- **OBJECTIVE**
In the records below, work out how many lines hold the word "числе". Report the number alone.

(Part of a data file)
■ ■ ■
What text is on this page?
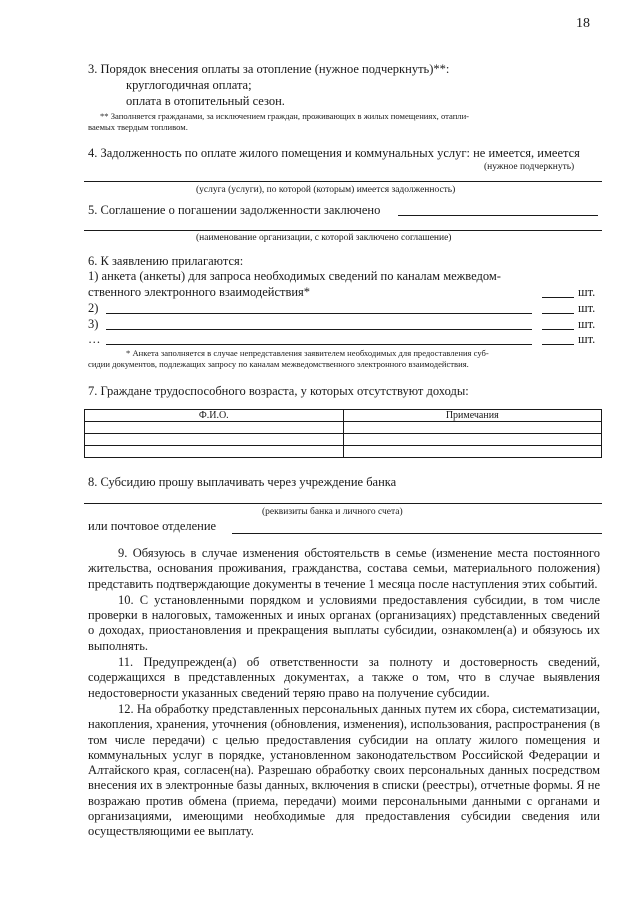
18
3. Порядок внесения оплаты за отопление (нужное подчеркнуть)**:
круглогодичная оплата;
оплата в отопительный сезон.
** Заполняется гражданами, за исключением граждан, проживающих в жилых помещениях, отапли-
ваемых твердым топливом.
4. Задолженность по оплате жилого помещения и коммунальных услуг: не имеется, имеется
(нужное подчеркнуть)
(услуга (услуги), по которой (которым) имеется задолженность)
5. Соглашение о погашении задолженности заключено
(наименование организации, с которой заключено соглашение)
6. К заявлению прилагаются:
1) анкета (анкеты) для запроса необходимых сведений по каналам межведом-
ственного электронного взаимодействия*	шт.
2)	шт.
3)	шт.
…	шт.
* Анкета заполняется в случае непредставления заявителем необходимых для предоставления суб-
сидии документов, подлежащих запросу по каналам межведомственного электронного взаимодействия.
7. Граждане трудоспособного возраста, у которых отсутствуют доходы:
Ф.И.О.	Примечания

8. Субсидию прошу выплачивать через учреждение банка
(реквизиты банка и личного счета)
или почтовое отделение

9. Обязуюсь в случае изменения обстоятельств в семье (изменение места постоянного жительства, основания проживания, гражданства, состава семьи, материального положения) представить подтверждающие документы в течение 1 месяца после наступления этих событий.

10. С установленными порядком и условиями предоставления субсидии, в том числе проверки в налоговых, таможенных и иных органах (организациях) представленных сведений о доходах, приостановления и прекращения выплаты субсидии, ознакомлен(а) и обязуюсь их выполнять.

11. Предупрежден(а) об ответственности за полноту и достоверность сведений, содержащихся в представленных документах, а также о том, что в случае выявления недостоверности указанных сведений теряю право на получение субсидии.

12. На обработку представленных персональных данных путем их сбора, систематизации, накопления, хранения, уточнения (обновления, изменения), использования, распространения (в том числе передачи) с целью предоставления субсидии на оплату жилого помещения и коммунальных услуг в порядке, установленном законодательством Российской Федерации и Алтайского края, согласен(на). Разрешаю обработку своих персональных данных посредством внесения их в электронные базы данных, включения в списки (реестры), отчетные формы. Я не возражаю против обмена (приема, передачи) моими персональными данными с органами и организациями, имеющими необходимые для предоставления субсидии сведения или осуществляющими ее выплату.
■ ■ ■
- **RESPONSE BELOW**
2